● Exercise details
Copy each line that has the string "Frankreich" somewhere in it.
-- start of Recorded information --
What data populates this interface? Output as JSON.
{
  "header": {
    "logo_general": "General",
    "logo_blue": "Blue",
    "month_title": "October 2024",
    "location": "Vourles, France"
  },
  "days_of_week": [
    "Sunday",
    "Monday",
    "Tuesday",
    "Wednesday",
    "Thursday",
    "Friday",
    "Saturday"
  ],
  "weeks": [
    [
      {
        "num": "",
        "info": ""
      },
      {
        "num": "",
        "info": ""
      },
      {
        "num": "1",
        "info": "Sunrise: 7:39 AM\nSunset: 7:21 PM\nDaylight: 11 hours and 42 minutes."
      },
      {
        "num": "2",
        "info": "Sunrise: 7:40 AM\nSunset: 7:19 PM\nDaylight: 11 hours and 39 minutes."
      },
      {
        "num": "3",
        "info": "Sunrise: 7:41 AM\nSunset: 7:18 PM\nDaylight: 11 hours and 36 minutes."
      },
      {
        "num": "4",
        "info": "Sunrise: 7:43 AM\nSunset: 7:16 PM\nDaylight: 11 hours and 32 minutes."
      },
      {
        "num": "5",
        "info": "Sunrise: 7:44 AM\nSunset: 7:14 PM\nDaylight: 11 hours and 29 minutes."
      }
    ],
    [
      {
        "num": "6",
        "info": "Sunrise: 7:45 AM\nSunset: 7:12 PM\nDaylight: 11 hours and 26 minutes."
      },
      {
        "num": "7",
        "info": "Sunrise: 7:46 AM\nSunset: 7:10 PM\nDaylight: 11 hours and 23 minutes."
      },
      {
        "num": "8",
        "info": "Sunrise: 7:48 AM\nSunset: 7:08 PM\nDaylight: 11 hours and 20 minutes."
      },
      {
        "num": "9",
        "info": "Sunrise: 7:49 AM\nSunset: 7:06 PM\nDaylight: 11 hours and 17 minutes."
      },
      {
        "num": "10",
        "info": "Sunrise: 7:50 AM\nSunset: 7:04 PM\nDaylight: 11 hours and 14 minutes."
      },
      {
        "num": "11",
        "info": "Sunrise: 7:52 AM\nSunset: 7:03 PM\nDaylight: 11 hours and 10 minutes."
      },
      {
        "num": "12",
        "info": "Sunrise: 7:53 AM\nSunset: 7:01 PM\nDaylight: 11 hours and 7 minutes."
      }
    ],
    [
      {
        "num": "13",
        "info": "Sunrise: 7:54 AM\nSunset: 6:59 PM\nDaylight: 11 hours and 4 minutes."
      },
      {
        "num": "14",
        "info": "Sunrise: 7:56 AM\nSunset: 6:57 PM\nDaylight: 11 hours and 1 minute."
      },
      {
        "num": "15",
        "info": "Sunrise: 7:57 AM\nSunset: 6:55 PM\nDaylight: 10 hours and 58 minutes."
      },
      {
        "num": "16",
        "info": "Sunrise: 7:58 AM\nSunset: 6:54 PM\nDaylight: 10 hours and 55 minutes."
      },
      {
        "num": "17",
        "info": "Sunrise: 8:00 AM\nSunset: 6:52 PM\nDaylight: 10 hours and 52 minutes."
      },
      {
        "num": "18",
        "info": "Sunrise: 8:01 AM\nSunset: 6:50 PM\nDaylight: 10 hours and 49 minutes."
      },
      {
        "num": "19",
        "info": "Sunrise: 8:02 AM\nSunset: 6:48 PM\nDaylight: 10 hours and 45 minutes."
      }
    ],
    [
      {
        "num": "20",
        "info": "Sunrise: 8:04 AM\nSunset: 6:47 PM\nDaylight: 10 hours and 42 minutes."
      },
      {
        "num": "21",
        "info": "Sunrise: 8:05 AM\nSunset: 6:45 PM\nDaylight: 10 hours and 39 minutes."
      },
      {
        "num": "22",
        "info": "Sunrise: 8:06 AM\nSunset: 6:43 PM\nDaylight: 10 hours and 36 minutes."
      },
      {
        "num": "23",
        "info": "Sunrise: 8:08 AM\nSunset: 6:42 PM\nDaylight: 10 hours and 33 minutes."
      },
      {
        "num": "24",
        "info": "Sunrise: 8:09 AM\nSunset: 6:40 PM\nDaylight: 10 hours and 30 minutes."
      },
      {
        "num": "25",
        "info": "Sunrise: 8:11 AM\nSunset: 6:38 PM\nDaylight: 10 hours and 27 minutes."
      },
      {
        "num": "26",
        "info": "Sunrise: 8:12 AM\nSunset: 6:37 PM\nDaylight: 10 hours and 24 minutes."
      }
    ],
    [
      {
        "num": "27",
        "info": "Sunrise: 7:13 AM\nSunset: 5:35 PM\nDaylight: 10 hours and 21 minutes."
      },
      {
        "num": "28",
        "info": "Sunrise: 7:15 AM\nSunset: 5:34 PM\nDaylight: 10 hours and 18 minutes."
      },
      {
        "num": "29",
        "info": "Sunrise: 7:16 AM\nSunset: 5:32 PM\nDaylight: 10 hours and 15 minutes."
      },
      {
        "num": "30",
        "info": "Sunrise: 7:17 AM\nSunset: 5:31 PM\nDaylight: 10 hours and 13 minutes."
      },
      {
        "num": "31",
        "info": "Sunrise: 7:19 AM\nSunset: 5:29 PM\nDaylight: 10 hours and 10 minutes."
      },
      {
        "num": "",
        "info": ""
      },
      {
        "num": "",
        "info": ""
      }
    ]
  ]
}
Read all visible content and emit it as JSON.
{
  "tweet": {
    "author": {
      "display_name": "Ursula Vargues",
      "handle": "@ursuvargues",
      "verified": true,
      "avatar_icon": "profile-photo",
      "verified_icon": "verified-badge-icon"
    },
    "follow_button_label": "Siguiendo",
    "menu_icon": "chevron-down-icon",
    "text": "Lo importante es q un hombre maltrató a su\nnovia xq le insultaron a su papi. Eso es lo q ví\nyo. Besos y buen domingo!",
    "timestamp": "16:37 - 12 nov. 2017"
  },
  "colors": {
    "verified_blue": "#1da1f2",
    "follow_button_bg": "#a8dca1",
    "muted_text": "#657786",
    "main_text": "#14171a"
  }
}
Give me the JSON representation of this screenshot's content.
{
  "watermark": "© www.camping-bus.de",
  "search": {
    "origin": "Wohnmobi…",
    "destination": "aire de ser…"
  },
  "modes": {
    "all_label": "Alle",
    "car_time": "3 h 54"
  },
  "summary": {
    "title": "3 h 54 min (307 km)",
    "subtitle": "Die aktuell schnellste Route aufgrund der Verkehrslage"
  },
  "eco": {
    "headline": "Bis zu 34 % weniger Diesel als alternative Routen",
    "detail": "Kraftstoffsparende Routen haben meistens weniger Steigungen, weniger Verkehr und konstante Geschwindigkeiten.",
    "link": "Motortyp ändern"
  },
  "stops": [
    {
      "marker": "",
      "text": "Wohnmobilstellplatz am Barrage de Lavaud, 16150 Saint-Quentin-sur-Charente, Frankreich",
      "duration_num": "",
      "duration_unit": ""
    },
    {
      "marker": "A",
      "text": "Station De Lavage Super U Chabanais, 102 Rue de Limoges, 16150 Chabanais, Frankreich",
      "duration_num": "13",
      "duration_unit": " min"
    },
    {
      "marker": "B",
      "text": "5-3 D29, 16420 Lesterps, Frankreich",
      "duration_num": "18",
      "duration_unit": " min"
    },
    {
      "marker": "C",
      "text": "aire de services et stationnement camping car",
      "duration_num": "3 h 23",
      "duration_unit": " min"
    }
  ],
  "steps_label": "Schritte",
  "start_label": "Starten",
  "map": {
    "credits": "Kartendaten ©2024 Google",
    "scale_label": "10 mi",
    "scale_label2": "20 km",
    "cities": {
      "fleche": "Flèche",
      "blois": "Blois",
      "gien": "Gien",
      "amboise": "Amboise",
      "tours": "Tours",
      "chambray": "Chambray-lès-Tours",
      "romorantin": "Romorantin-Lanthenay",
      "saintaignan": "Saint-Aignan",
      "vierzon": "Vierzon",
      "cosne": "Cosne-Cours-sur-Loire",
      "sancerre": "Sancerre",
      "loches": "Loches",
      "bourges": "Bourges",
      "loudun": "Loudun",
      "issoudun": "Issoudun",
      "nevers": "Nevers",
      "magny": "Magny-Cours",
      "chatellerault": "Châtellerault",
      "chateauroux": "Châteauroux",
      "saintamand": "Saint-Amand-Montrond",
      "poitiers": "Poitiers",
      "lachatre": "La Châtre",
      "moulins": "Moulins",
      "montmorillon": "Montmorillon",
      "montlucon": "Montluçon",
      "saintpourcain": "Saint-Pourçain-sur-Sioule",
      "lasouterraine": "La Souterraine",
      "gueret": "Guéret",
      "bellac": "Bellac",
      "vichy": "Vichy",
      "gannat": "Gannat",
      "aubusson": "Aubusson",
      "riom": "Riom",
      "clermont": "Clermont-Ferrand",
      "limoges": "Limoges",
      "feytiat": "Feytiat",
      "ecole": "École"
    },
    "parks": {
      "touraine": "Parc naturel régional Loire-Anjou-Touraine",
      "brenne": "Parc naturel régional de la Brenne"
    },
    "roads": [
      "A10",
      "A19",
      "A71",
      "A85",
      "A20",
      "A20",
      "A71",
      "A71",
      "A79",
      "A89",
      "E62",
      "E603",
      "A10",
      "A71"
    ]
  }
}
-- end of Recorded information --
● Result below
      "text": "Wohnmobilstellplatz am Barrage de Lavaud, 16150 Saint-Quentin-sur-Charente, Frankreich",
      "text": "Station De Lavage Super U Chabanais, 102 Rue de Limoges, 16150 Chabanais, Frankreich",
      "text": "5-3 D29, 16420 Lesterps, Frankreich",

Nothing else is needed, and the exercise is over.